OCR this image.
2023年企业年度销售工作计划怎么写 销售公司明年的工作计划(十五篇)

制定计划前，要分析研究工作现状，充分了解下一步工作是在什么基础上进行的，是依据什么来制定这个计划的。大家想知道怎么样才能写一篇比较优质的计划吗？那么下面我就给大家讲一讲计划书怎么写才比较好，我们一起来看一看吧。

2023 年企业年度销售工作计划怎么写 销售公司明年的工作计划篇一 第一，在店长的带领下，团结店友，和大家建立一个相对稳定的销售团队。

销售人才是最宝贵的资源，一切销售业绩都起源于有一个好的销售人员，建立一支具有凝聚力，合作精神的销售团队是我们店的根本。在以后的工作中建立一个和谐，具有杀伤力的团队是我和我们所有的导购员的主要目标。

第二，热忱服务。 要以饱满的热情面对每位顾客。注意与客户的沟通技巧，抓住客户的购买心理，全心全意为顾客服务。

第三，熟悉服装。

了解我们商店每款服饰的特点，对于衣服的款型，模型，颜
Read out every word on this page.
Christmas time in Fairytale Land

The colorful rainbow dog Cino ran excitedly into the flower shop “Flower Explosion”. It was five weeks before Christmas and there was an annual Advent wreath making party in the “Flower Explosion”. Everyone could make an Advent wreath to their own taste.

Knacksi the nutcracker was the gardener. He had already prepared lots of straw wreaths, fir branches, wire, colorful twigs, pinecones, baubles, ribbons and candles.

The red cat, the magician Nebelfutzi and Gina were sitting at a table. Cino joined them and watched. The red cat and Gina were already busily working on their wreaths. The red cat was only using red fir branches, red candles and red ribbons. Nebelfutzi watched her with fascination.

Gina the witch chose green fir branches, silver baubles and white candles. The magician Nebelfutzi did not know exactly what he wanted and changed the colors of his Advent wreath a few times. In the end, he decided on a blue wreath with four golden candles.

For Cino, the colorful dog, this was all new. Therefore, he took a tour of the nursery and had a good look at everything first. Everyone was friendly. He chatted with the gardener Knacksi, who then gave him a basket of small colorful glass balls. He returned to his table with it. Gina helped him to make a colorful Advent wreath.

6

YOUR GOAL —
Write the material out again in its entirety, exactly as shown.

EXERCISE ANSWER —
OCR this image.
2023年企业年度销售工作计划怎么写 销售公司明年的工作计划(十五篇)

制定计划前，要分析研究工作现状，充分了解下一步工作是在什么基础上进行的，是依据什么来制定这个计划的。大家想知道怎么样才能写一篇比较优质的计划吗？那么下面我就给大家讲一讲计划书怎么写才比较好，我们一起来看一看吧。

2023 年企业年度销售工作计划怎么写 销售公司明年的工作计划篇一 第一，在店长的带领下，团结店友，和大家建立一个相对稳定的销售团队。

销售人才是最宝贵的资源，一切销售业绩都起源于有一个好的销售人员，建立一支具有凝聚力，合作精神的销售团队是我们店的根本。在以后的工作中建立一个和谐，具有杀伤力的团队是我和我们所有的导购员的主要目标。

第二，热忱服务。 要以饱满的热情面对每位顾客。注意与客户的沟通技巧，抓住客户的购买心理，全心全意为顾客服务。

第三，熟悉服装。

了解我们商店每款服饰的特点，对于衣服的款型，模型，颜
Read out every word on this page.
Christmas time in Fairytale Land

The colorful rainbow dog Cino ran excitedly into the flower shop “Flower Explosion”. It was five weeks before Christmas and there was an annual Advent wreath making party in the “Flower Explosion”. Everyone could make an Advent wreath to their own taste.

Knacksi the nutcracker was the gardener. He had already prepared lots of straw wreaths, fir branches, wire, colorful twigs, pinecones, baubles, ribbons and candles.

The red cat, the magician Nebelfutzi and Gina were sitting at a table. Cino joined them and watched. The red cat and Gina were already busily working on their wreaths. The red cat was only using red fir branches, red candles and red ribbons. Nebelfutzi watched her with fascination.

Gina the witch chose green fir branches, silver baubles and white candles. The magician Nebelfutzi did not know exactly what he wanted and changed the colors of his Advent wreath a few times. In the end, he decided on a blue wreath with four golden candles.

For Cino, the colorful dog, this was all new. Therefore, he took a tour of the nursery and had a good look at everything first. Everyone was friendly. He chatted with the gardener Knacksi, who then gave him a basket of small colorful glass balls. He returned to his table with it. Gina helped him to make a colorful Advent wreath.

6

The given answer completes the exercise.